- Given instruction -
Return each line containing the string "title".

[Records that describe figures]
==*==

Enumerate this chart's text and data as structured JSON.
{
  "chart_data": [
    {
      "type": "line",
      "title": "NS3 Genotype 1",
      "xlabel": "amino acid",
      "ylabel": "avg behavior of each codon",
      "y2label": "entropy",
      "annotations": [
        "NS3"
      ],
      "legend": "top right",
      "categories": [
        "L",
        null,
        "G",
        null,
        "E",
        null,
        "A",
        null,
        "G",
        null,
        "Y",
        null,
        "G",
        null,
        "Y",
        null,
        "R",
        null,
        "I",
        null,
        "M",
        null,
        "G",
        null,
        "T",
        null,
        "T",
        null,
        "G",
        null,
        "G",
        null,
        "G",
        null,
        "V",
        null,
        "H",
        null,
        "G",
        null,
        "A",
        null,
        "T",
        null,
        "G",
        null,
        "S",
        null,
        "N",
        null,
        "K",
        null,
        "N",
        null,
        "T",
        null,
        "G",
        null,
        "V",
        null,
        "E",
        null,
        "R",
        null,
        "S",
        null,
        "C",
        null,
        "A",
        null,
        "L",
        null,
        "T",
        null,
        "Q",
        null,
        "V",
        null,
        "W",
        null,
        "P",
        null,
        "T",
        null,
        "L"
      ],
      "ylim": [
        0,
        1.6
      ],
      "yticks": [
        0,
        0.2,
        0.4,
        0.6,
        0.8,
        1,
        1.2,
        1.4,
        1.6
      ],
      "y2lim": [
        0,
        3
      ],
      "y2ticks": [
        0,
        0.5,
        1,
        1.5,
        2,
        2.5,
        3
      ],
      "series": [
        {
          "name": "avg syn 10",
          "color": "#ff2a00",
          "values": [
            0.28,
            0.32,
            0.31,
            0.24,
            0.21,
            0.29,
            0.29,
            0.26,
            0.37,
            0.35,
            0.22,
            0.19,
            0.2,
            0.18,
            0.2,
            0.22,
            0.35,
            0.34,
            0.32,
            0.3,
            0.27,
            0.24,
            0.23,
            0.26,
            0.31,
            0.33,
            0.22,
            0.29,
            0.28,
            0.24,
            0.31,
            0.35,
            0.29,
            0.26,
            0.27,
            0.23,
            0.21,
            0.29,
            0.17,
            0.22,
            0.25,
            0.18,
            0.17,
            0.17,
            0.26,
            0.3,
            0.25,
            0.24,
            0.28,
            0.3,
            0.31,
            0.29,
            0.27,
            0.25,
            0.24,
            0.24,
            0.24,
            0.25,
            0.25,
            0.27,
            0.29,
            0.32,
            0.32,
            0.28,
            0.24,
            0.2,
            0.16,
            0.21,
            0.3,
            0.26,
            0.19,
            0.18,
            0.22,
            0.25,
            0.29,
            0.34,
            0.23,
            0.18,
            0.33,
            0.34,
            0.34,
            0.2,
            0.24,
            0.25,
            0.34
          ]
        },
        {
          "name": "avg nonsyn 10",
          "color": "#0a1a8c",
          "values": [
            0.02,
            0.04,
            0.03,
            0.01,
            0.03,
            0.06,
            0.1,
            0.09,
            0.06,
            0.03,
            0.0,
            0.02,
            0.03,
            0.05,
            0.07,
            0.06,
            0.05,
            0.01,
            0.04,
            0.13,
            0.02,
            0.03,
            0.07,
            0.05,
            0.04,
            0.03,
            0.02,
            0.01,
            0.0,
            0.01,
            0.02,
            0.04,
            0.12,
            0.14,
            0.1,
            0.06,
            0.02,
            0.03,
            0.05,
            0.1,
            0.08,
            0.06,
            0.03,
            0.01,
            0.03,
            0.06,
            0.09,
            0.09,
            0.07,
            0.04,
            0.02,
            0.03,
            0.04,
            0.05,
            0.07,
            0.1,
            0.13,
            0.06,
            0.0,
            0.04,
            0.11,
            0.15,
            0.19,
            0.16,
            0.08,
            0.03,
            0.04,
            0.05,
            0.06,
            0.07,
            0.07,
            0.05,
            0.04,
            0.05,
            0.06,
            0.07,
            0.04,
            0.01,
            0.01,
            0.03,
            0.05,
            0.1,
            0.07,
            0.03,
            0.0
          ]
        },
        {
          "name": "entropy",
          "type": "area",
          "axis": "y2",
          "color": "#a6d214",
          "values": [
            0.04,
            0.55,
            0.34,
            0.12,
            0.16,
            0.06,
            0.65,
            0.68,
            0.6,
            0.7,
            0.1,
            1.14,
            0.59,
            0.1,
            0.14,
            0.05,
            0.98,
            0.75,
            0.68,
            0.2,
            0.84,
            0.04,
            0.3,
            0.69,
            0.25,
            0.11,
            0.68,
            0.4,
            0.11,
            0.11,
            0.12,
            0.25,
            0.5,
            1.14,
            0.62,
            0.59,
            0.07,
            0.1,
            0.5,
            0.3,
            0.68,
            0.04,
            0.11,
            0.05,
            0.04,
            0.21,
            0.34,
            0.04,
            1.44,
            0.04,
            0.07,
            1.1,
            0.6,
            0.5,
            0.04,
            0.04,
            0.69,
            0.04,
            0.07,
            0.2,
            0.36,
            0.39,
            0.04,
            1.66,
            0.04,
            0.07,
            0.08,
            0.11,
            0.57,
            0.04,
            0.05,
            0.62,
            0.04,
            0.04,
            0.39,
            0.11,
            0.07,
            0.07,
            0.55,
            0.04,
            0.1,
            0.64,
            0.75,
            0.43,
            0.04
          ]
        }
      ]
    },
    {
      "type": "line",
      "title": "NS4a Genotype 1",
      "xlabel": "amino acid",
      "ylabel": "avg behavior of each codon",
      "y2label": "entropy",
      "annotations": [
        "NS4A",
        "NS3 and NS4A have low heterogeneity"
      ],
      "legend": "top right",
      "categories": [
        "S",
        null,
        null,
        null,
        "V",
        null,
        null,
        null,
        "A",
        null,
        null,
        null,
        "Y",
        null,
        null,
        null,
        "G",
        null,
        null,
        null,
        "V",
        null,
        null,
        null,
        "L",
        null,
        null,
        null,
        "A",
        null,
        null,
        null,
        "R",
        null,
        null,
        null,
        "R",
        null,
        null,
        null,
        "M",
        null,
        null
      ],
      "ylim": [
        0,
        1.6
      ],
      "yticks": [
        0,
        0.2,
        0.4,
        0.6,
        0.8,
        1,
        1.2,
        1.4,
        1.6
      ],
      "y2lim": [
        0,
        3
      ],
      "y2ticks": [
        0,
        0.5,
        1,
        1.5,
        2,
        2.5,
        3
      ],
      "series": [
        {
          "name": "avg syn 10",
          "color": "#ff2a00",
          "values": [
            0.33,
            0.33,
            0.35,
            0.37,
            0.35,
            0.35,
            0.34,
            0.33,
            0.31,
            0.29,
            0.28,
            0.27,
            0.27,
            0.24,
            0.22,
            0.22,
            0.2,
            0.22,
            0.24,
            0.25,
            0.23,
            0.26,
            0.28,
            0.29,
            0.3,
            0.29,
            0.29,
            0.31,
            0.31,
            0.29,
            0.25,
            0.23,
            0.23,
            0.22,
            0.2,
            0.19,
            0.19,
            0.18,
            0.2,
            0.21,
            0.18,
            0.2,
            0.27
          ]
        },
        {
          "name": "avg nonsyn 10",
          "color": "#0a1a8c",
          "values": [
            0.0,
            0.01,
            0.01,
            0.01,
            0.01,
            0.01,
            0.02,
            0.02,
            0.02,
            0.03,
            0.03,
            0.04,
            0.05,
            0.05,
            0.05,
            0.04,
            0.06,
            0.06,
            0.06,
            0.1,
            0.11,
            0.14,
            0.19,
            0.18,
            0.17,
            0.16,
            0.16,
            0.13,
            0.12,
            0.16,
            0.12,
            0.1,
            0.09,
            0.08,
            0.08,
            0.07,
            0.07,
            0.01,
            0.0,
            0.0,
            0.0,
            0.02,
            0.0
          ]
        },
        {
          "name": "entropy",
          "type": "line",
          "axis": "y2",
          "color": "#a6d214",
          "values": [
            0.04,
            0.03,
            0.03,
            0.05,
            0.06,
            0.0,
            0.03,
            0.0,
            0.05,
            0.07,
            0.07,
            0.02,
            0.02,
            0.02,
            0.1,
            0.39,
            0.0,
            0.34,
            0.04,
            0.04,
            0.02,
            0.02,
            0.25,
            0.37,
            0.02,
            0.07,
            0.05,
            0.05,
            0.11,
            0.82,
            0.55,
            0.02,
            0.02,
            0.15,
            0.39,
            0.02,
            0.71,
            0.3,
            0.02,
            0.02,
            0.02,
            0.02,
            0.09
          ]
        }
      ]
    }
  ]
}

==*==

- Correct result -
      "title": "NS3 Genotype 1",
      "title": "NS4a Genotype 1",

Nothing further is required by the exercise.